Reproduce the entire passage on entrepreneurial personality research verbatim.

> [Exercise passage]
+++++

Directions for Future Research
Future studies could follow participants over time in a longitudinal design in order to examine if Big Five personality dimensions and entrepreneurial attitudes predict actual entrepreneurial activity and success. This could provide further evidence for a relationship between personality traits and entrepreneurial aptitude, as simply having entrepreneurial attitudes may not lead one to become a successful entrepreneur. Furthermore, this would add an objective measure (entrepreneurial success) which could be defined quantitatively based on the economic and social structure of the culture being examined. Future studies could also incorporate a wider age range and populations other than psychology students. Finally, future studies could analyze a wider range of cultures.
Practical implications
As mentioned earlier, the major practical application of these findings are in the area of career guidance for young people. Educators and other adults providing guidance regarding vocational choice might suggest professions requiring extensive entrepreneurial activity to people who are open to experience and conscientious. The personality trait of conscientiousness implies being careful, diligent and committed to doing things well. People displaying signs of neuroticism might end up dissatisfied in professions that call for entrepreneurial initiatives.
Universities and on-site training programs can systematically facilitate successful entrepreneurial activity for those who seemed inclined to enjoy it and do well at it. Among the published reports of successful entrepreneurial education is a study of entrepreneurial education in Spain by Ferreras-García et al. (2020). These authors report successful results using simulation exercises, workshops on start-up activities and entrepreneurship contests between teams.

+++++

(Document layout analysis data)
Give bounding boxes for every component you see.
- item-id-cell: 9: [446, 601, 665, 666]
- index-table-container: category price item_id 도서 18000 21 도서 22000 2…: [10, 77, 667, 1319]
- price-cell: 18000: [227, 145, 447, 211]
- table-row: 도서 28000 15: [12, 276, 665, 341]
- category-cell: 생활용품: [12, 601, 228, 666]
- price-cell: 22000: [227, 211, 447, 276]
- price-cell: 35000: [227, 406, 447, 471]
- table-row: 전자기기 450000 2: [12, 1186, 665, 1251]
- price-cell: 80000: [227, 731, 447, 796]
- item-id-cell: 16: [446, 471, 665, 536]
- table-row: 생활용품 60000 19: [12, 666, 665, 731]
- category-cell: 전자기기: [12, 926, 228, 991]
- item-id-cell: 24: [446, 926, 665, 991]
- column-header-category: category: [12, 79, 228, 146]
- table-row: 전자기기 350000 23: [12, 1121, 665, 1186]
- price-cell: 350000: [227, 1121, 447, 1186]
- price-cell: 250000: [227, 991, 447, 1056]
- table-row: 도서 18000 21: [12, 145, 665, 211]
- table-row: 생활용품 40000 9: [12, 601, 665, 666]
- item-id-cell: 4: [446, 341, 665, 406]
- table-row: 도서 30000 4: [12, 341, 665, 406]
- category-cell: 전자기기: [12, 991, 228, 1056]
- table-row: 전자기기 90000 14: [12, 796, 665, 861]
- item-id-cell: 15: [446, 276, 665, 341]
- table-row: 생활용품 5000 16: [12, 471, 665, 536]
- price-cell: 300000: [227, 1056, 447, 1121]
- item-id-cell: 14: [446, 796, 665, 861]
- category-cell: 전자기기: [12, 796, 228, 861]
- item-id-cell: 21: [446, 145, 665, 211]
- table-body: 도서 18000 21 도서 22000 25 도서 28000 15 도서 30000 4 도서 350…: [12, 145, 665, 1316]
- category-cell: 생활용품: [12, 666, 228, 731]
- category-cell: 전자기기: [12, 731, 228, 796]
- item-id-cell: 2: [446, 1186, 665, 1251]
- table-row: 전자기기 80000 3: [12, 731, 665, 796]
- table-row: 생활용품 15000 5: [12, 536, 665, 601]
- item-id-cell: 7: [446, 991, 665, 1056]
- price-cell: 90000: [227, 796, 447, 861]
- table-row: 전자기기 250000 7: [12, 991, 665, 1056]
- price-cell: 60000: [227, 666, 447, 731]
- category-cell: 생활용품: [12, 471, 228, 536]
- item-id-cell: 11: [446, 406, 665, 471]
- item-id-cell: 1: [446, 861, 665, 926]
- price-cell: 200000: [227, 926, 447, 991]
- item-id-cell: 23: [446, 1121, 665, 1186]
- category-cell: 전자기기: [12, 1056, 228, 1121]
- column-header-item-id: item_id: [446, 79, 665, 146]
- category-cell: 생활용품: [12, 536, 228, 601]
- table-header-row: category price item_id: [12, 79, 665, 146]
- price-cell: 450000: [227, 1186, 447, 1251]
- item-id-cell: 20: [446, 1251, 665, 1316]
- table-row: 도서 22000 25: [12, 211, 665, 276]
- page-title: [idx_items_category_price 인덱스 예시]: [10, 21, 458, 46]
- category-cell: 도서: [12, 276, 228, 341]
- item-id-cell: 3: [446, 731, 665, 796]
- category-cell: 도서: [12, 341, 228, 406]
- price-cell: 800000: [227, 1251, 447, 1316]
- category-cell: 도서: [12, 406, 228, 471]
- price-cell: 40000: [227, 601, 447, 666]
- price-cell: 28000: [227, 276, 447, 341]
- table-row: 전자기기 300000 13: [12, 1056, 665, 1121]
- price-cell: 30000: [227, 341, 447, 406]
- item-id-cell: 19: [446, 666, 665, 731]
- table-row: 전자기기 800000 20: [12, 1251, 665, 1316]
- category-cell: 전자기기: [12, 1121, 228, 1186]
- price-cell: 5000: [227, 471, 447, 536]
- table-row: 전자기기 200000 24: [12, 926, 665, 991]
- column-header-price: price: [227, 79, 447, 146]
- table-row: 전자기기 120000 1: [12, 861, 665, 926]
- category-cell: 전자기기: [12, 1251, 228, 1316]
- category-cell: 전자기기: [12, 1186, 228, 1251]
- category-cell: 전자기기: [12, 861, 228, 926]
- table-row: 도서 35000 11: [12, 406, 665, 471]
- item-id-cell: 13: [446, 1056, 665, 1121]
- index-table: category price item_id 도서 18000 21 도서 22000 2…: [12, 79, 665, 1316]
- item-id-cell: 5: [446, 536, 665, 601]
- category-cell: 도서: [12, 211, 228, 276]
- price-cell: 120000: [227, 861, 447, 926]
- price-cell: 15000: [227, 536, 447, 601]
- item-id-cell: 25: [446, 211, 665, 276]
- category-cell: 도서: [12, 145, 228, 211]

+++++

> [Written reply]
Directions for Future Research
Future studies could follow participants over time in a longitudinal design in order to examine if Big Five personality dimensions and entrepreneurial attitudes predict actual entrepreneurial activity and success. This could provide further evidence for a relationship between personality traits and entrepreneurial aptitude, as simply having entrepreneurial attitudes may not lead one to become a successful entrepreneur. Furthermore, this would add an objective measure (entrepreneurial success) which could be defined quantitatively based on the economic and social structure of the culture being examined. Future studies could also incorporate a wider age range and populations other than psychology students. Finally, future studies could analyze a wider range of cultures.
Practical implications
As mentioned earlier, the major practical application of these findings are in the area of career guidance for young people. Educators and other adults providing guidance regarding vocational choice might suggest professions requiring extensive entrepreneurial activity to people who are open to experience and conscientious. The personality trait of conscientiousness implies being careful, diligent and committed to doing things well. People displaying signs of neuroticism might end up dissatisfied in professions that call for entrepreneurial initiatives.
Universities and on-site training programs can systematically facilitate successful entrepreneurial activity for those who seemed inclined to enjoy it and do well at it. Among the published reports of successful entrepreneurial education is a study of entrepreneurial education in Spain by Ferreras-García et al. (2020). These authors report successful results using simulation exercises, workshops on start-up activities and entrepreneurship contests between teams.